TASK DIRECTIONS:
Repeat all of the records verbatim.

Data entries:
──────────────────────────────

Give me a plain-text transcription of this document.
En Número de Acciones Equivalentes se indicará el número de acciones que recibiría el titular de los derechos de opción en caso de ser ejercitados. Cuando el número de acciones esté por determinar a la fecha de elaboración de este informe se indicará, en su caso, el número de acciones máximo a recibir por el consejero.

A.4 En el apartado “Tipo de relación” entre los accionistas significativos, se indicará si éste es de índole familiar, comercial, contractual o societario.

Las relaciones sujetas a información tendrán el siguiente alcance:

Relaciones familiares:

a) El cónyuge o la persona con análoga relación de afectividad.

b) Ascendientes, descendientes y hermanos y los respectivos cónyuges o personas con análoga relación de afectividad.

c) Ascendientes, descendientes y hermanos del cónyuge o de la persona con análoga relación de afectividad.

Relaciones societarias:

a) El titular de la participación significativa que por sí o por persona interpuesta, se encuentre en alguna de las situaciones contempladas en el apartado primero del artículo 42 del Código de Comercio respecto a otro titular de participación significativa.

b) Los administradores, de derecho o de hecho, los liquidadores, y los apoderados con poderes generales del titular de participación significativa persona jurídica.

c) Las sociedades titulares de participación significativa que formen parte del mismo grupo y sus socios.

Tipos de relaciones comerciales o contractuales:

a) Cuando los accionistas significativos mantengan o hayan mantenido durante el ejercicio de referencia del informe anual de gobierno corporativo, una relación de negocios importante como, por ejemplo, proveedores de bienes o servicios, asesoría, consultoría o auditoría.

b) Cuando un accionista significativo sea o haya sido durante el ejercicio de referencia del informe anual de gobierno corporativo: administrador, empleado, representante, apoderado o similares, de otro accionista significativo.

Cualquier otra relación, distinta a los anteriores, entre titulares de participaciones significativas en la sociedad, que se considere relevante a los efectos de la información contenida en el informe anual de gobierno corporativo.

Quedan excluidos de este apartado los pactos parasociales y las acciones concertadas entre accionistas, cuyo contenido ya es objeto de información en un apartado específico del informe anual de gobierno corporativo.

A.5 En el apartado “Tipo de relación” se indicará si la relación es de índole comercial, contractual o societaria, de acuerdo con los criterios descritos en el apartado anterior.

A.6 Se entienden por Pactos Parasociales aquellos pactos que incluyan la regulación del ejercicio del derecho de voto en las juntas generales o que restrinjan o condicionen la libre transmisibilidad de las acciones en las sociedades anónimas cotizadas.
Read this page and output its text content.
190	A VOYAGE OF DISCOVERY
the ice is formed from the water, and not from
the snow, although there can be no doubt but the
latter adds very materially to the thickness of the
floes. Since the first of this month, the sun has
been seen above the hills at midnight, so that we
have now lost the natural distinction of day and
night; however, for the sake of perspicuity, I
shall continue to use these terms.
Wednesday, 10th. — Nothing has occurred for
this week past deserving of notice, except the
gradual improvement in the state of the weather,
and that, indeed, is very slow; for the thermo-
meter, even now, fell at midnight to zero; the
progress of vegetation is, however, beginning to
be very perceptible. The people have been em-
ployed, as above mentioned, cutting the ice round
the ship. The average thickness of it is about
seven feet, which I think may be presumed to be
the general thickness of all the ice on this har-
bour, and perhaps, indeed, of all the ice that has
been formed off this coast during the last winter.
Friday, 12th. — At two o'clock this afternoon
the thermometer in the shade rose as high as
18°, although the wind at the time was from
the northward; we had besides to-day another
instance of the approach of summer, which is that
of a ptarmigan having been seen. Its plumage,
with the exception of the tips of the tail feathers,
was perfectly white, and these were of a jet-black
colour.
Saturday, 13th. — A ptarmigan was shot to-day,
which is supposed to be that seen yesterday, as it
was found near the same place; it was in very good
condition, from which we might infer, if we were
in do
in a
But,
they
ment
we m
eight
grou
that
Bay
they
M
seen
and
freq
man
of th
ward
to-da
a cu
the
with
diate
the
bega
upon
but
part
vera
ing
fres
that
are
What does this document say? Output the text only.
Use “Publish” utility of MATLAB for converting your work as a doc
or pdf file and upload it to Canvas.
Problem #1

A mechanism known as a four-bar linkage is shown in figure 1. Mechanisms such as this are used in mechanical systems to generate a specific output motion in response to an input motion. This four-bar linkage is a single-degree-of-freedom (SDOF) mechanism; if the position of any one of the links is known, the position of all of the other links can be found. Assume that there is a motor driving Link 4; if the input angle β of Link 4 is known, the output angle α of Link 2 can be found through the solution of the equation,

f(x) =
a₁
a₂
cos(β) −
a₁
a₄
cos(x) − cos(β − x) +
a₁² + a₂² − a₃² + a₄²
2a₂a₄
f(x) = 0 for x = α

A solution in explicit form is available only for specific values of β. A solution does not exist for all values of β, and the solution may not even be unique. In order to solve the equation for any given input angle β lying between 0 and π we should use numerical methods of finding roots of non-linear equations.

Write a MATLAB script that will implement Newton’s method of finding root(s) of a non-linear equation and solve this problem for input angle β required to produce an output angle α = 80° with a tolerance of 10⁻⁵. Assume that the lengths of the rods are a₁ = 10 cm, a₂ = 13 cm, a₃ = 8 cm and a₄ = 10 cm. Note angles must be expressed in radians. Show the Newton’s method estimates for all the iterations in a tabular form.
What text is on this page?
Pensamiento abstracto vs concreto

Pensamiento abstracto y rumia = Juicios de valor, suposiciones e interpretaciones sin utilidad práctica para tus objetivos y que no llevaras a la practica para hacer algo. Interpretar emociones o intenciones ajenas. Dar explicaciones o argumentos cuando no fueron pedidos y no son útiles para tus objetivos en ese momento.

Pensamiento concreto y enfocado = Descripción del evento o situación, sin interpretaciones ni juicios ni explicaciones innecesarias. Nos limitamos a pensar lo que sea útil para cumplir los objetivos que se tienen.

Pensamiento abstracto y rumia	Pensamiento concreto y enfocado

──────────────────────────────

SOLUTION FOR THIS PROBLEM:
Give me a plain-text transcription of this document.
En Número de Acciones Equivalentes se indicará el número de acciones que recibiría el titular de los derechos de opción en caso de ser ejercitados. Cuando el número de acciones esté por determinar a la fecha de elaboración de este informe se indicará, en su caso, el número de acciones máximo a recibir por el consejero.

A.4 En el apartado “Tipo de relación” entre los accionistas significativos, se indicará si éste es de índole familiar, comercial, contractual o societario.

Las relaciones sujetas a información tendrán el siguiente alcance:

Relaciones familiares:

a) El cónyuge o la persona con análoga relación de afectividad.

b) Ascendientes, descendientes y hermanos y los respectivos cónyuges o personas con análoga relación de afectividad.

c) Ascendientes, descendientes y hermanos del cónyuge o de la persona con análoga relación de afectividad.

Relaciones societarias:

a) El titular de la participación significativa que por sí o por persona interpuesta, se encuentre en alguna de las situaciones contempladas en el apartado primero del artículo 42 del Código de Comercio respecto a otro titular de participación significativa.

b) Los administradores, de derecho o de hecho, los liquidadores, y los apoderados con poderes generales del titular de participación significativa persona jurídica.

c) Las sociedades titulares de participación significativa que formen parte del mismo grupo y sus socios.

Tipos de relaciones comerciales o contractuales:

a) Cuando los accionistas significativos mantengan o hayan mantenido durante el ejercicio de referencia del informe anual de gobierno corporativo, una relación de negocios importante como, por ejemplo, proveedores de bienes o servicios, asesoría, consultoría o auditoría.

b) Cuando un accionista significativo sea o haya sido durante el ejercicio de referencia del informe anual de gobierno corporativo: administrador, empleado, representante, apoderado o similares, de otro accionista significativo.

Cualquier otra relación, distinta a los anteriores, entre titulares de participaciones significativas en la sociedad, que se considere relevante a los efectos de la información contenida en el informe anual de gobierno corporativo.

Quedan excluidos de este apartado los pactos parasociales y las acciones concertadas entre accionistas, cuyo contenido ya es objeto de información en un apartado específico del informe anual de gobierno corporativo.

A.5 En el apartado “Tipo de relación” se indicará si la relación es de índole comercial, contractual o societaria, de acuerdo con los criterios descritos en el apartado anterior.

A.6 Se entienden por Pactos Parasociales aquellos pactos que incluyan la regulación del ejercicio del derecho de voto en las juntas generales o que restrinjan o condicionen la libre transmisibilidad de las acciones en las sociedades anónimas cotizadas.
Read this page and output its text content.
190	A VOYAGE OF DISCOVERY
the ice is formed from the water, and not from
the snow, although there can be no doubt but the
latter adds very materially to the thickness of the
floes. Since the first of this month, the sun has
been seen above the hills at midnight, so that we
have now lost the natural distinction of day and
night; however, for the sake of perspicuity, I
shall continue to use these terms.
Wednesday, 10th. — Nothing has occurred for
this week past deserving of notice, except the
gradual improvement in the state of the weather,
and that, indeed, is very slow; for the thermo-
meter, even now, fell at midnight to zero; the
progress of vegetation is, however, beginning to
be very perceptible. The people have been em-
ployed, as above mentioned, cutting the ice round
the ship. The average thickness of it is about
seven feet, which I think may be presumed to be
the general thickness of all the ice on this har-
bour, and perhaps, indeed, of all the ice that has
been formed off this coast during the last winter.
Friday, 12th. — At two o'clock this afternoon
the thermometer in the shade rose as high as
18°, although the wind at the time was from
the northward; we had besides to-day another
instance of the approach of summer, which is that
of a ptarmigan having been seen. Its plumage,
with the exception of the tips of the tail feathers,
was perfectly white, and these were of a jet-black
colour.
Saturday, 13th. — A ptarmigan was shot to-day,
which is supposed to be that seen yesterday, as it
was found near the same place; it was in very good
condition, from which we might infer, if we were
in do
in a
But,
they
ment
we m
eight
grou
that
Bay
they
M
seen
and
freq
man
of th
ward
to-da
a cu
the
with
diate
the
bega
upon
but
part
vera
ing
fres
that
are
What does this document say? Output the text only.
Use “Publish” utility of MATLAB for converting your work as a doc
or pdf file and upload it to Canvas.
Problem #1

A mechanism known as a four-bar linkage is shown in figure 1. Mechanisms such as this are used in mechanical systems to generate a specific output motion in response to an input motion. This four-bar linkage is a single-degree-of-freedom (SDOF) mechanism; if the position of any one of the links is known, the position of all of the other links can be found. Assume that there is a motor driving Link 4; if the input angle β of Link 4 is known, the output angle α of Link 2 can be found through the solution of the equation,

f(x) =
a₁
a₂
cos(β) −
a₁
a₄
cos(x) − cos(β − x) +
a₁² + a₂² − a₃² + a₄²
2a₂a₄
f(x) = 0 for x = α

A solution in explicit form is available only for specific values of β. A solution does not exist for all values of β, and the solution may not even be unique. In order to solve the equation for any given input angle β lying between 0 and π we should use numerical methods of finding roots of non-linear equations.

Write a MATLAB script that will implement Newton’s method of finding root(s) of a non-linear equation and solve this problem for input angle β required to produce an output angle α = 80° with a tolerance of 10⁻⁵. Assume that the lengths of the rods are a₁ = 10 cm, a₂ = 13 cm, a₃ = 8 cm and a₄ = 10 cm. Note angles must be expressed in radians. Show the Newton’s method estimates for all the iterations in a tabular form.
What text is on this page?
Pensamiento abstracto vs concreto

Pensamiento abstracto y rumia = Juicios de valor, suposiciones e interpretaciones sin utilidad práctica para tus objetivos y que no llevaras a la practica para hacer algo. Interpretar emociones o intenciones ajenas. Dar explicaciones o argumentos cuando no fueron pedidos y no son útiles para tus objetivos en ese momento.

Pensamiento concreto y enfocado = Descripción del evento o situación, sin interpretaciones ni juicios ni explicaciones innecesarias. Nos limitamos a pensar lo que sea útil para cumplir los objetivos que se tienen.

Pensamiento abstracto y rumia	Pensamiento concreto y enfocado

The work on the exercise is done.